• **WORK INSTRUCTIONS**
Extract every line that contains the word "每日一课".

※

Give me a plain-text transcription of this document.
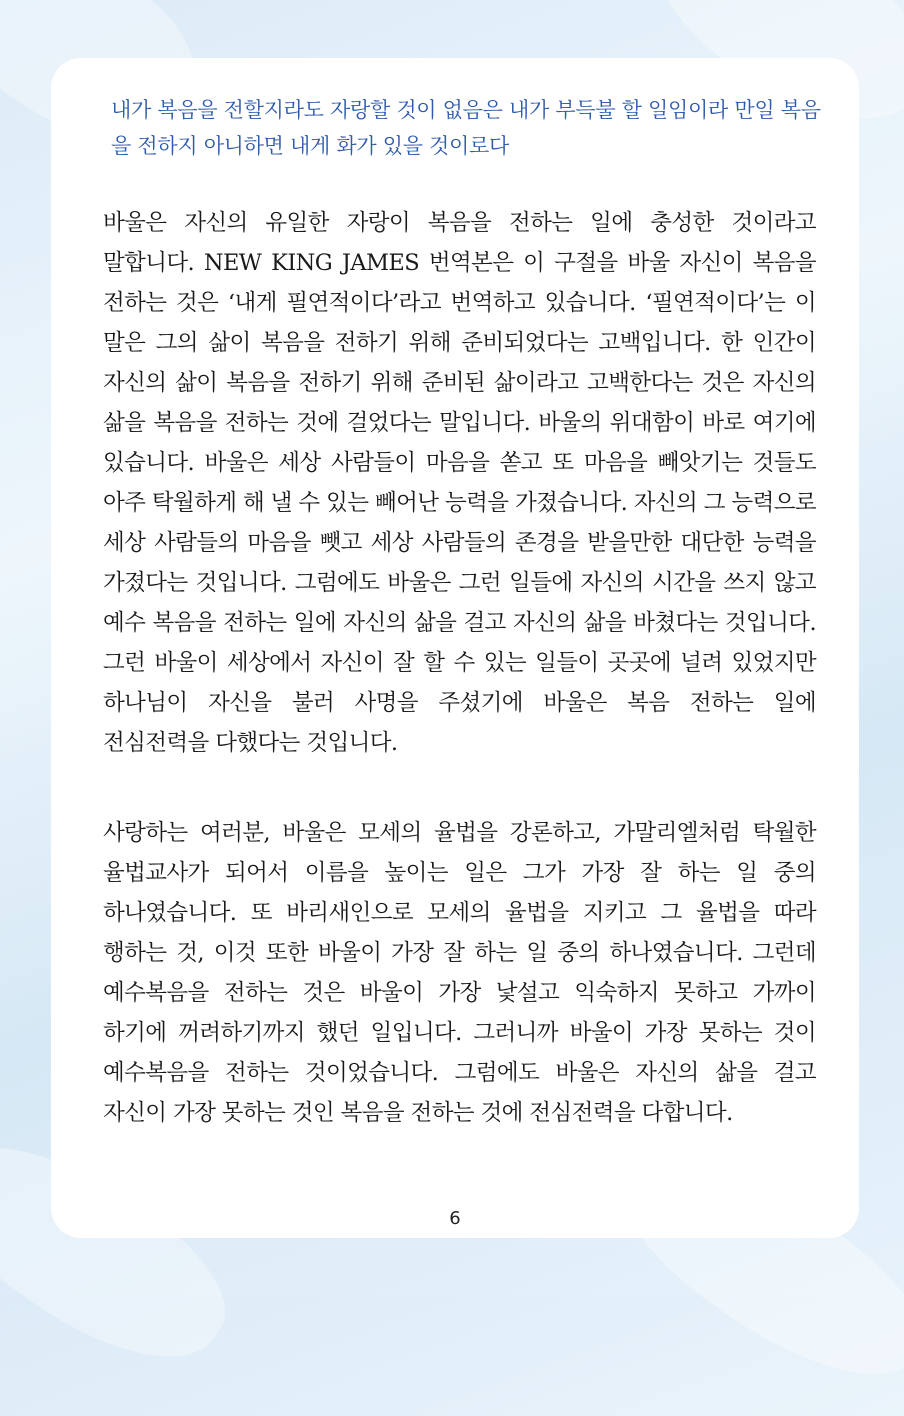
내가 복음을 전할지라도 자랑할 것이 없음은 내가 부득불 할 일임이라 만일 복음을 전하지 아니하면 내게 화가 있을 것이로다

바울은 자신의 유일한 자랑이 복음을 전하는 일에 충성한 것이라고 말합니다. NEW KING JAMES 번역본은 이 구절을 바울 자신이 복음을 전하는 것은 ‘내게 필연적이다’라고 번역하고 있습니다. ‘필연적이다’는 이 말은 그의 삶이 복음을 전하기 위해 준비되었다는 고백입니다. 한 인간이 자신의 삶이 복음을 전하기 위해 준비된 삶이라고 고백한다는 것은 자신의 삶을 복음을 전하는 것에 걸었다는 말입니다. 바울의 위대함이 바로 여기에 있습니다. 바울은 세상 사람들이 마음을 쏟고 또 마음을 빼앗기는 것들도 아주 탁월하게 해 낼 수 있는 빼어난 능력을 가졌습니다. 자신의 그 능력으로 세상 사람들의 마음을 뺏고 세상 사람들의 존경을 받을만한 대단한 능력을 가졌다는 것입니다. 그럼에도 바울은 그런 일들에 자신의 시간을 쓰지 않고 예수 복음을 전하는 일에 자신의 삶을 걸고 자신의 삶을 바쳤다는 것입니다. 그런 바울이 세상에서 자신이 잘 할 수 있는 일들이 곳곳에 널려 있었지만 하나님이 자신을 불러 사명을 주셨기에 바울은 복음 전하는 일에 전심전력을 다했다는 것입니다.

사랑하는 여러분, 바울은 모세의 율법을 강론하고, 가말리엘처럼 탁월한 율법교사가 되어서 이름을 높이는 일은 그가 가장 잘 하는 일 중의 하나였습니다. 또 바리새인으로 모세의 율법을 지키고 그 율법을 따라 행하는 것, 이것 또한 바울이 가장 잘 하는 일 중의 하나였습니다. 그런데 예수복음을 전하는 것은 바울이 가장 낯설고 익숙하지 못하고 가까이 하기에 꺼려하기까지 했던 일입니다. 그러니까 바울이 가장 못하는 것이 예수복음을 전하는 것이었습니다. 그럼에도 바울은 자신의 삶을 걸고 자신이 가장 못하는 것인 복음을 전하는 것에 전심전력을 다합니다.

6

※

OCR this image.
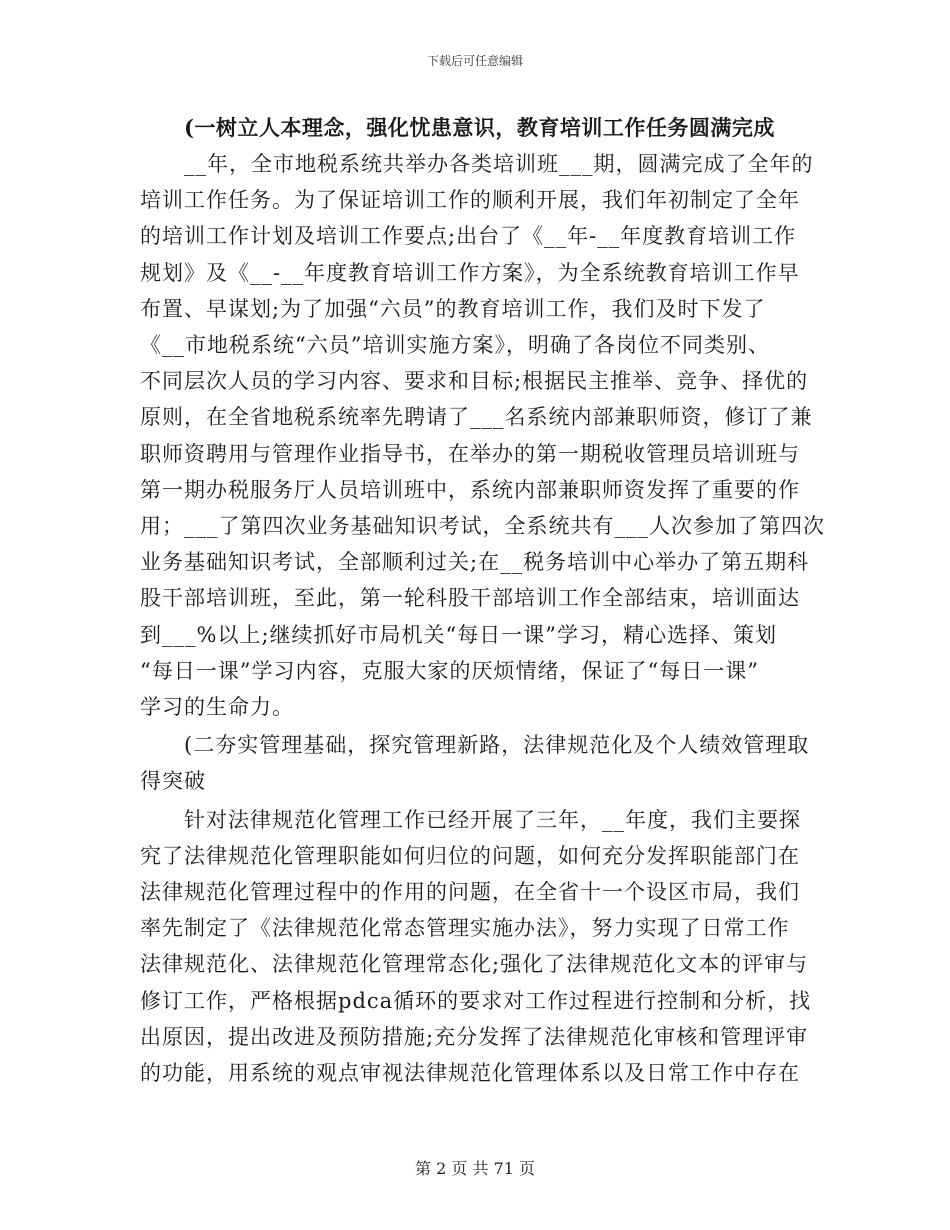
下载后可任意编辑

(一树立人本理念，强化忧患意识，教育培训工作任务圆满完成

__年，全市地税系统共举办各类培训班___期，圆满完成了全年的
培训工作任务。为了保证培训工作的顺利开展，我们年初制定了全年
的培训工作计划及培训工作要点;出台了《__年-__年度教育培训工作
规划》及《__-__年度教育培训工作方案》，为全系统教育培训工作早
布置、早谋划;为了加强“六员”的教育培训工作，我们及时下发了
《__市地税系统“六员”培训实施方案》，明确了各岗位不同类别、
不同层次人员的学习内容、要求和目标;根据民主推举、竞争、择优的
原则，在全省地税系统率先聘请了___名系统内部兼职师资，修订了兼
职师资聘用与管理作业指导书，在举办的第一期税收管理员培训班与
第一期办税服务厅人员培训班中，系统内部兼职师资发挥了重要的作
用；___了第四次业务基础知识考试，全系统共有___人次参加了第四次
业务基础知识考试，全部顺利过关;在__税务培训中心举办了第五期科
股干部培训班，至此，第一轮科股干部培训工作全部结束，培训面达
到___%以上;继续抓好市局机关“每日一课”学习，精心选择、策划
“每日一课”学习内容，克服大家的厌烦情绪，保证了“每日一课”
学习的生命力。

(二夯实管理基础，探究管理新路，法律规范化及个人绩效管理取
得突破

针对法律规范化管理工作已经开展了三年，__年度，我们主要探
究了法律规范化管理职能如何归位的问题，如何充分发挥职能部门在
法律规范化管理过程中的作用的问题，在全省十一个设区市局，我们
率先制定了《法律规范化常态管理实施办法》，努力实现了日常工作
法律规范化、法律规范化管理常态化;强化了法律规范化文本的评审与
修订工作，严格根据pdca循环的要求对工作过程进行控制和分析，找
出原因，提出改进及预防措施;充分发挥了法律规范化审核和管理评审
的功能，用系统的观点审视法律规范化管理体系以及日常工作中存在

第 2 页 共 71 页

※

• **EXPECTED ANSWER**
到___%以上;继续抓好市局机关“每日一课”学习，精心选择、策划
“每日一课”学习内容，克服大家的厌烦情绪，保证了“每日一课”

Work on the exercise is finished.